§ The exercise: Tally the lines that hold the string "Exceedance", and reply with the count alone.

§ Dataset entries:
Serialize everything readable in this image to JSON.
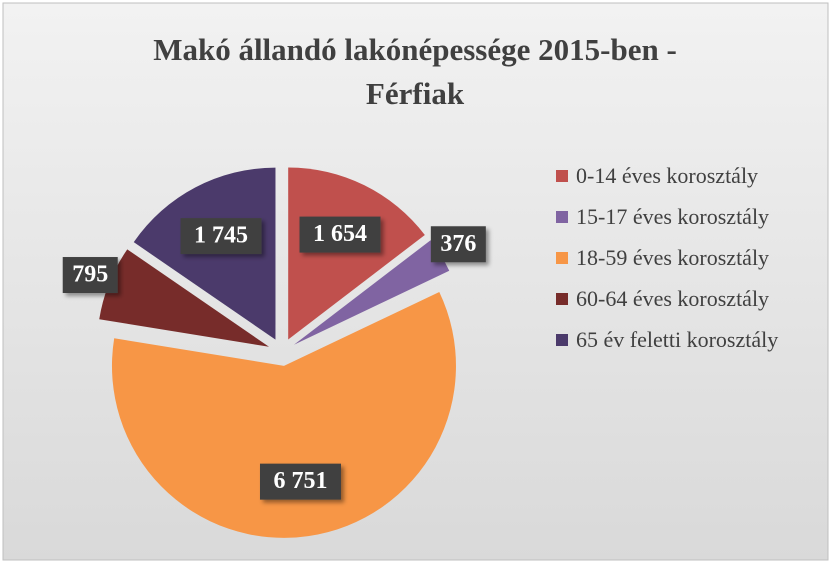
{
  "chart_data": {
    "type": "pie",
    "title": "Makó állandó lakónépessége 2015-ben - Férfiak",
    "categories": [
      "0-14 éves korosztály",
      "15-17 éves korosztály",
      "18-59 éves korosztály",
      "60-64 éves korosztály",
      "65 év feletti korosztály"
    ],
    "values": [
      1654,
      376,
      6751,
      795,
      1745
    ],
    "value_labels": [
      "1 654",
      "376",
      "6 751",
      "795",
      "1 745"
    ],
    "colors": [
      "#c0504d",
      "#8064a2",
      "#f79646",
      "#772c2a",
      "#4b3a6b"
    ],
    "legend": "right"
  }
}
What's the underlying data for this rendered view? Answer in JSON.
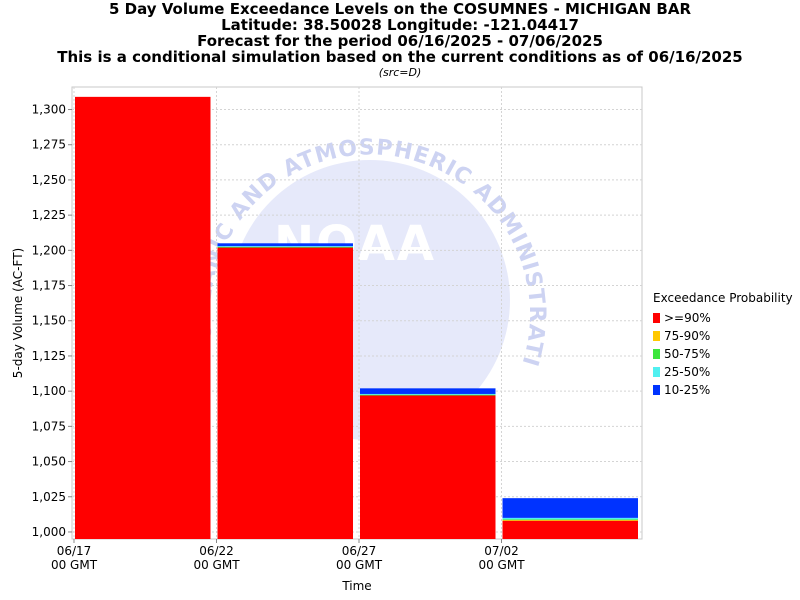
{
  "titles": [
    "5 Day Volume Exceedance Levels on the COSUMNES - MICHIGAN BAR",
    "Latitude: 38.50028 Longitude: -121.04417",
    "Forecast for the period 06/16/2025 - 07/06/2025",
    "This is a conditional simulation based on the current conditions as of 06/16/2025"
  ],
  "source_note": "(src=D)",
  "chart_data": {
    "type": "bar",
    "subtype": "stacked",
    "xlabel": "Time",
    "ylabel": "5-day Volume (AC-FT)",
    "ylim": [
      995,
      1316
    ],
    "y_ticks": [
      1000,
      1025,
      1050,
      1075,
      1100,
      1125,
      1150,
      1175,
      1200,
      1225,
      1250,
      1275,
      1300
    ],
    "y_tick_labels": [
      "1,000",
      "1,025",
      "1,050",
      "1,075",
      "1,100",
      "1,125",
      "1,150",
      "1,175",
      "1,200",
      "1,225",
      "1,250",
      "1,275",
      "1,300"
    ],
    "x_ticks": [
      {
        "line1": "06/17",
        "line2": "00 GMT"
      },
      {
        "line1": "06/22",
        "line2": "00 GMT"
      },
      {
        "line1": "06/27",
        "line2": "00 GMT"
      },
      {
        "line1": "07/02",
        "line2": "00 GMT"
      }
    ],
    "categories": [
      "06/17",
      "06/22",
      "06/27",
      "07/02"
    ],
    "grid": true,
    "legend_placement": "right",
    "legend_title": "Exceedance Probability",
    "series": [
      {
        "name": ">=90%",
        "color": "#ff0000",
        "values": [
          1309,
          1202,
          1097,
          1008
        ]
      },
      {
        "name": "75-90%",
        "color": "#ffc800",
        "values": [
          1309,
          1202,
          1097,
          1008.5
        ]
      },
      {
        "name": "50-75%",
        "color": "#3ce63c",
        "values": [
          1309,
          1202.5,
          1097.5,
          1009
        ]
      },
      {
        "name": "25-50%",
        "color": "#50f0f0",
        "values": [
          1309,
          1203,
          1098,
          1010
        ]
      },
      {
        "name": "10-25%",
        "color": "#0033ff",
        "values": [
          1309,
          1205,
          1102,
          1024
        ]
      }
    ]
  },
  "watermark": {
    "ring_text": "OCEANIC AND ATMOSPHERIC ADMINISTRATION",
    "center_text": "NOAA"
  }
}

---

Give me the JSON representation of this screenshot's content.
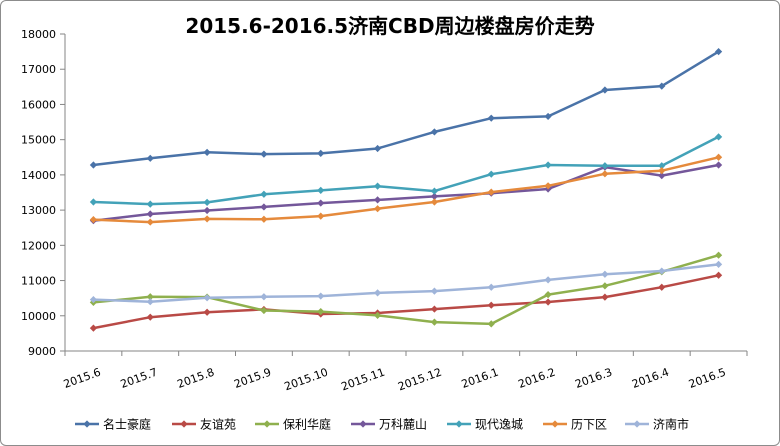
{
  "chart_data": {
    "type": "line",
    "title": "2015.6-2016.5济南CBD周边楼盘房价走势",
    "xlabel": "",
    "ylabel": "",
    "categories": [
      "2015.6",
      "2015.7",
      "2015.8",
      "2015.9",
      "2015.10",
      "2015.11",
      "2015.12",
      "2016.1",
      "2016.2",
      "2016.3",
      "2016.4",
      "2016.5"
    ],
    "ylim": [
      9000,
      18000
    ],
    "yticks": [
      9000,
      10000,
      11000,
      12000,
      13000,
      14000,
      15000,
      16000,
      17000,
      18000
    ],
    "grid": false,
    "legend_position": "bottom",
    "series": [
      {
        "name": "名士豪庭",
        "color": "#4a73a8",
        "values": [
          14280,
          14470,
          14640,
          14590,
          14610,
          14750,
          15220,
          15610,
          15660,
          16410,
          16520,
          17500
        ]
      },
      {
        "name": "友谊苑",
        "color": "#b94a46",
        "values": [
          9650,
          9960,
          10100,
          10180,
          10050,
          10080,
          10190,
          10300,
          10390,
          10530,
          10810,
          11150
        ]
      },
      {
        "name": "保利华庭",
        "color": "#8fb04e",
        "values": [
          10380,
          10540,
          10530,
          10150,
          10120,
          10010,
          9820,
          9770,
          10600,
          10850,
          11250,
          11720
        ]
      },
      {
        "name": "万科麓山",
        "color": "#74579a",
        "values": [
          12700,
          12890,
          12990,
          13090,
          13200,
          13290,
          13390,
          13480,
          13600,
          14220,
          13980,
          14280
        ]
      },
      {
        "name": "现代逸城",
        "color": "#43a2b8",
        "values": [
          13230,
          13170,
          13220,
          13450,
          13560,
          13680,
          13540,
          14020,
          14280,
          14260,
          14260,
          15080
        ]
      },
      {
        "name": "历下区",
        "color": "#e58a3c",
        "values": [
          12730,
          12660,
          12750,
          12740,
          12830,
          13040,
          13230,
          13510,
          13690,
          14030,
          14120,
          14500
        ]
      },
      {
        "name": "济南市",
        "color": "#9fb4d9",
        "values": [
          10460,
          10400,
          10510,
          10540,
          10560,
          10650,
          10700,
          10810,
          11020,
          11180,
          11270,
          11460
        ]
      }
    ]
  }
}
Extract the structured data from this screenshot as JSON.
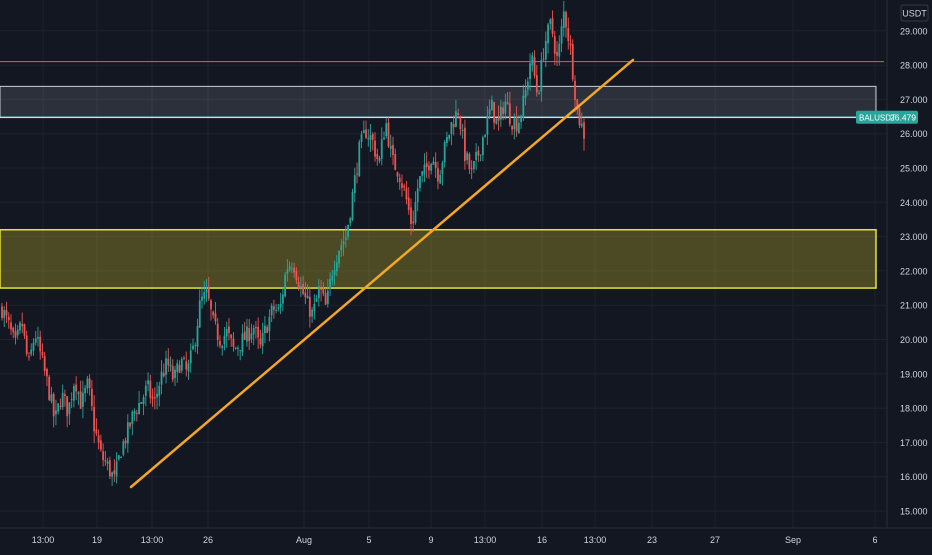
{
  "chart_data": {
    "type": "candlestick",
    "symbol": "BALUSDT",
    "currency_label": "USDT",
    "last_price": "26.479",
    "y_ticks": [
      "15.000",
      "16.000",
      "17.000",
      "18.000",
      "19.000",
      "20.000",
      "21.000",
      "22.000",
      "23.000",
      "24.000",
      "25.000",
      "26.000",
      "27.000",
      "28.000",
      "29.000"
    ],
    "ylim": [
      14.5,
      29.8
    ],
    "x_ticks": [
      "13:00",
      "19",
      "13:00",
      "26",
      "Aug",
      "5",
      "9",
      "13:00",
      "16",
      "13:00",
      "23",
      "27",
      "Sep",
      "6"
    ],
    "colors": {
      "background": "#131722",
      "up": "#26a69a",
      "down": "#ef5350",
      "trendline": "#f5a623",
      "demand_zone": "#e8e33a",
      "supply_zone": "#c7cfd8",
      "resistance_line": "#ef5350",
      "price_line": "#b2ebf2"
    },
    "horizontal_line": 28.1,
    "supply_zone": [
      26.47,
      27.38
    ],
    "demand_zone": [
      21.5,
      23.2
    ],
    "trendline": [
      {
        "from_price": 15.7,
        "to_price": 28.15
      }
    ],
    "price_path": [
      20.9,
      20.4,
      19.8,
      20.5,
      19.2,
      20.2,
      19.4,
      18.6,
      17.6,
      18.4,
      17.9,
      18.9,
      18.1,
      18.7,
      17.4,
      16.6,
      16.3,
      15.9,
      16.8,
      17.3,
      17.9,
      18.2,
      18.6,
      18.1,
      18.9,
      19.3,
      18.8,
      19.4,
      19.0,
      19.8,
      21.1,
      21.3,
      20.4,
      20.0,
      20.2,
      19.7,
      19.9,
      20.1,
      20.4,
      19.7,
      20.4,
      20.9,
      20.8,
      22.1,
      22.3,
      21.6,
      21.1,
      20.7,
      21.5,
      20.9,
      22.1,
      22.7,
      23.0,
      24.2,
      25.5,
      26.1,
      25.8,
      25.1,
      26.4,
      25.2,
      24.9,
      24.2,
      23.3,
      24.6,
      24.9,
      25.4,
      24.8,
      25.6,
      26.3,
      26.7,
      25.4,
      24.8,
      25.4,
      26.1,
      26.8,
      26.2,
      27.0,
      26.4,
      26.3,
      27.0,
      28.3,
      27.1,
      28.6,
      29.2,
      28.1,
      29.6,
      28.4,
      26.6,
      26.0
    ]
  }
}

* * *

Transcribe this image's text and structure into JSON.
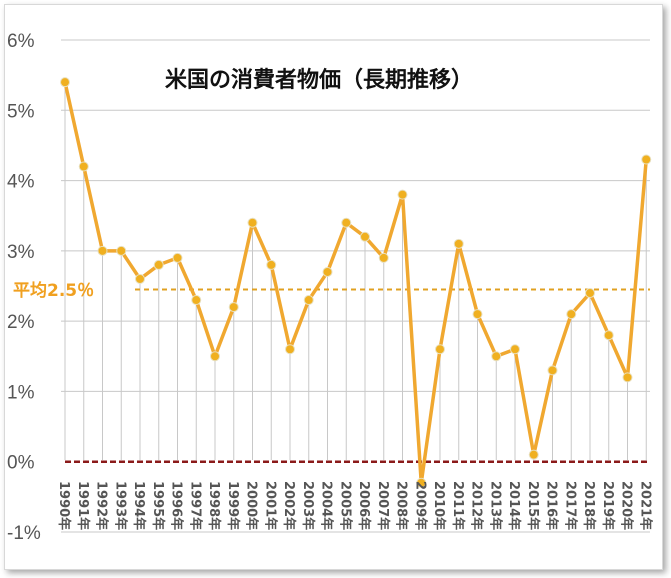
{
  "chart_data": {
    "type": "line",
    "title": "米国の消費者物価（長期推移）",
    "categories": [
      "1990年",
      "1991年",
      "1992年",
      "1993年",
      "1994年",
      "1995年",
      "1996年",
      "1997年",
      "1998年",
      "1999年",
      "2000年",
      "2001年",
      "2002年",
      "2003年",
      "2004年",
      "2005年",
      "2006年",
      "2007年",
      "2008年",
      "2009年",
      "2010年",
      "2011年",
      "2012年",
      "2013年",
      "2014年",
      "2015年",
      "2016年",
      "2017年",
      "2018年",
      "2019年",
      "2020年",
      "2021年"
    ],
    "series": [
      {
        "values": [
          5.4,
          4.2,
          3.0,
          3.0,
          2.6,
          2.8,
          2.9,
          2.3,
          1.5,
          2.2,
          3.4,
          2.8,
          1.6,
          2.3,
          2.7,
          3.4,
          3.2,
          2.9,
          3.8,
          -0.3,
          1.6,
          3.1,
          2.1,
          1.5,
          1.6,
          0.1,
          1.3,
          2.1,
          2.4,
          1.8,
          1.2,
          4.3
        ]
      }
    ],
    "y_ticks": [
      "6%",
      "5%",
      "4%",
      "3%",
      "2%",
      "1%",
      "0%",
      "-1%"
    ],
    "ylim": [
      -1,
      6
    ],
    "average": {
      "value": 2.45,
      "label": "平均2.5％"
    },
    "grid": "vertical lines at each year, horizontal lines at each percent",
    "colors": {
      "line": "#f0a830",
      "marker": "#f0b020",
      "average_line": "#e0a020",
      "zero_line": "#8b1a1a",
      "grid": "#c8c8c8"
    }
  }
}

§ Result below: 2